■ What the task asks:
Copy the data below verbatim, line for line, but leave out the pictures.

■ Dataset entries:
— Start —

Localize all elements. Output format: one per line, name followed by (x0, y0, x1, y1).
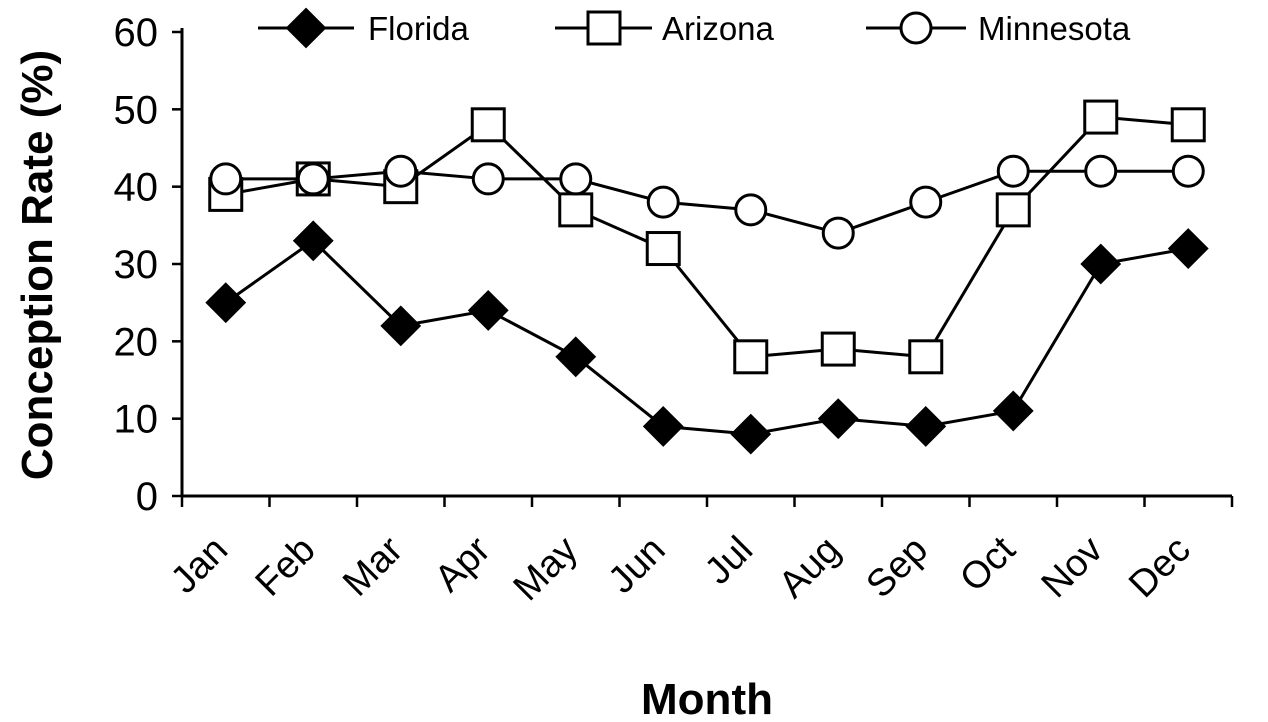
data-point-minnesota-dec (1171, 154, 1205, 188)
legend-marker-arizona (586, 10, 622, 46)
data-point-florida-oct (992, 390, 1034, 432)
y-tick-label-50: 50 (114, 88, 159, 132)
data-point-florida-aug (817, 398, 859, 440)
data-point-arizona-apr (470, 107, 506, 143)
x-tick-label-jul: Jul (697, 529, 761, 593)
data-point-florida-mar (380, 305, 422, 347)
x-tick-label-nov: Nov (1034, 529, 1111, 606)
series-arizona (208, 99, 1206, 375)
y-tick-label-30: 30 (114, 243, 159, 287)
x-tick-label-apr: Apr (427, 528, 499, 600)
y-tick-label-40: 40 (114, 166, 159, 210)
legend-label-florida: Florida (368, 10, 470, 47)
y-tick-label-60: 60 (114, 11, 159, 55)
data-point-florida-apr (467, 289, 509, 331)
series-layer (205, 99, 1209, 455)
data-point-florida-may (555, 336, 597, 378)
data-point-arizona-nov (1083, 99, 1119, 135)
data-point-minnesota-may (559, 162, 593, 196)
data-point-florida-nov (1080, 243, 1122, 285)
data-point-arizona-jul (733, 339, 769, 375)
data-point-minnesota-oct (996, 154, 1030, 188)
y-tick-label-0: 0 (136, 475, 158, 519)
data-point-florida-jan (205, 282, 247, 324)
legend-marker-florida (285, 7, 327, 49)
x-tick-label-may: May (506, 529, 586, 609)
x-tick-label-jun: Jun (601, 529, 674, 602)
data-point-minnesota-apr (471, 162, 505, 196)
x-tick-label-aug: Aug (771, 529, 849, 607)
series-line-arizona (225, 115, 1189, 359)
data-point-arizona-sep (908, 339, 944, 375)
data-point-arizona-jun (645, 231, 681, 267)
data-point-minnesota-mar (384, 154, 418, 188)
y-axis: 0 10 20 30 40 50 60 (114, 11, 184, 519)
legend-marker-minnesota (899, 11, 933, 45)
x-tick-label-dec: Dec (1121, 529, 1198, 606)
data-point-minnesota-nov (1084, 154, 1118, 188)
data-point-florida-jul (730, 413, 772, 455)
data-point-florida-sep (905, 405, 947, 447)
series-line-minnesota (225, 169, 1189, 235)
legend: Florida Arizona Minnesota (258, 7, 1131, 49)
x-tick-label-mar: Mar (335, 528, 411, 604)
x-axis-title: Month (641, 675, 773, 722)
y-tick-label-10: 10 (114, 398, 159, 442)
data-point-arizona-aug (820, 331, 856, 367)
y-axis-title: Conception Rate (%) (13, 50, 62, 480)
series-florida (205, 220, 1209, 455)
data-point-minnesota-feb (296, 162, 330, 196)
data-point-arizona-dec (1170, 107, 1206, 143)
data-point-arizona-oct (995, 192, 1031, 228)
data-point-minnesota-aug (821, 216, 855, 250)
data-point-florida-jun (642, 405, 684, 447)
x-tick-label-feb: Feb (248, 529, 324, 605)
y-tick-label-20: 20 (114, 320, 159, 364)
x-tick-label-oct: Oct (952, 528, 1024, 600)
x-tick-label-jan: Jan (163, 529, 236, 602)
series-minnesota (209, 154, 1205, 250)
legend-item-florida: Florida (258, 7, 470, 49)
legend-label-minnesota: Minnesota (978, 10, 1131, 47)
data-point-arizona-may (558, 192, 594, 228)
data-point-florida-feb (292, 220, 334, 262)
data-point-minnesota-jun (646, 185, 680, 219)
legend-item-minnesota: Minnesota (866, 10, 1131, 47)
data-point-minnesota-jan (209, 162, 243, 196)
data-point-minnesota-sep (909, 185, 943, 219)
legend-label-arizona: Arizona (662, 10, 775, 47)
data-point-minnesota-jul (734, 193, 768, 227)
legend-item-arizona: Arizona (555, 10, 775, 47)
series-line-florida (224, 238, 1189, 436)
x-tick-label-sep: Sep (859, 529, 937, 607)
data-point-florida-dec (1167, 228, 1209, 269)
x-axis: Jan Feb Mar Apr May Jun Jul Aug Sep Oct Nov Dec (163, 494, 1234, 609)
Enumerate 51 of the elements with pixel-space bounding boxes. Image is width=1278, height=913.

— End —

■ Worked answer:
Localize all elements. Output format: one per line, name followed by (x0, y0, x1, y1).
data-point-minnesota-dec (1171, 154, 1205, 188)
legend-marker-arizona (586, 10, 622, 46)
data-point-florida-oct (992, 390, 1034, 432)
y-tick-label-50: 50 (114, 88, 159, 132)
data-point-florida-aug (817, 398, 859, 440)
data-point-arizona-apr (470, 107, 506, 143)
x-tick-label-jul: Jul (697, 529, 761, 593)
data-point-florida-mar (380, 305, 422, 347)
x-tick-label-nov: Nov (1034, 529, 1111, 606)
series-arizona (208, 99, 1206, 375)
y-tick-label-30: 30 (114, 243, 159, 287)
x-tick-label-apr: Apr (427, 528, 499, 600)
y-tick-label-40: 40 (114, 166, 159, 210)
legend-label-florida: Florida (368, 10, 470, 47)
y-tick-label-60: 60 (114, 11, 159, 55)
data-point-florida-apr (467, 289, 509, 331)
series-layer (205, 99, 1209, 455)
data-point-florida-may (555, 336, 597, 378)
data-point-arizona-nov (1083, 99, 1119, 135)
data-point-minnesota-may (559, 162, 593, 196)
data-point-florida-nov (1080, 243, 1122, 285)
data-point-arizona-jul (733, 339, 769, 375)
data-point-minnesota-oct (996, 154, 1030, 188)
y-tick-label-0: 0 (136, 475, 158, 519)
data-point-florida-jan (205, 282, 247, 324)
legend-marker-florida (285, 7, 327, 49)
x-tick-label-may: May (506, 529, 586, 609)
x-tick-label-jun: Jun (601, 529, 674, 602)
data-point-minnesota-apr (471, 162, 505, 196)
x-tick-label-aug: Aug (771, 529, 849, 607)
series-line-arizona (225, 115, 1189, 359)
data-point-arizona-sep (908, 339, 944, 375)
data-point-arizona-jun (645, 231, 681, 267)
data-point-minnesota-mar (384, 154, 418, 188)
y-axis: 0 10 20 30 40 50 60 (114, 11, 184, 519)
legend-marker-minnesota (899, 11, 933, 45)
x-tick-label-dec: Dec (1121, 529, 1198, 606)
data-point-minnesota-nov (1084, 154, 1118, 188)
data-point-florida-jul (730, 413, 772, 455)
data-point-florida-sep (905, 405, 947, 447)
series-line-minnesota (225, 169, 1189, 235)
legend: Florida Arizona Minnesota (258, 7, 1131, 49)
x-tick-label-mar: Mar (335, 528, 411, 604)
x-axis-title: Month (641, 675, 773, 722)
y-tick-label-10: 10 (114, 398, 159, 442)
data-point-arizona-aug (820, 331, 856, 367)
y-axis-title: Conception Rate (%) (13, 50, 62, 480)
series-florida (205, 220, 1209, 455)
data-point-minnesota-feb (296, 162, 330, 196)
data-point-arizona-dec (1170, 107, 1206, 143)
data-point-arizona-oct (995, 192, 1031, 228)
data-point-minnesota-aug (821, 216, 855, 250)
data-point-florida-jun (642, 405, 684, 447)
x-tick-label-feb: Feb (248, 529, 324, 605)
y-tick-label-20: 20 (114, 320, 159, 364)
x-tick-label-oct: Oct (952, 528, 1024, 600)
x-tick-label-jan: Jan (163, 529, 236, 602)
series-minnesota (209, 154, 1205, 250)
legend-item-florida: Florida (258, 7, 470, 49)
legend-label-minnesota: Minnesota (978, 10, 1131, 47)
data-point-arizona-may (558, 192, 594, 228)
data-point-florida-feb (292, 220, 334, 262)
data-point-minnesota-jun (646, 185, 680, 219)
legend-item-minnesota: Minnesota (866, 10, 1131, 47)
data-point-minnesota-jan (209, 162, 243, 196)
data-point-minnesota-sep (909, 185, 943, 219)
legend-label-arizona: Arizona (662, 10, 775, 47)
data-point-minnesota-jul (734, 193, 768, 227)
legend-item-arizona: Arizona (555, 10, 775, 47)
series-line-florida (224, 238, 1189, 436)
x-tick-label-sep: Sep (859, 529, 937, 607)
data-point-florida-dec (1167, 228, 1209, 269)
x-axis: Jan Feb Mar Apr May Jun Jul Aug Sep Oct Nov Dec (163, 494, 1234, 609)
Enumerate 51 of the elements with pixel-space bounding boxes. Image is width=1278, height=913.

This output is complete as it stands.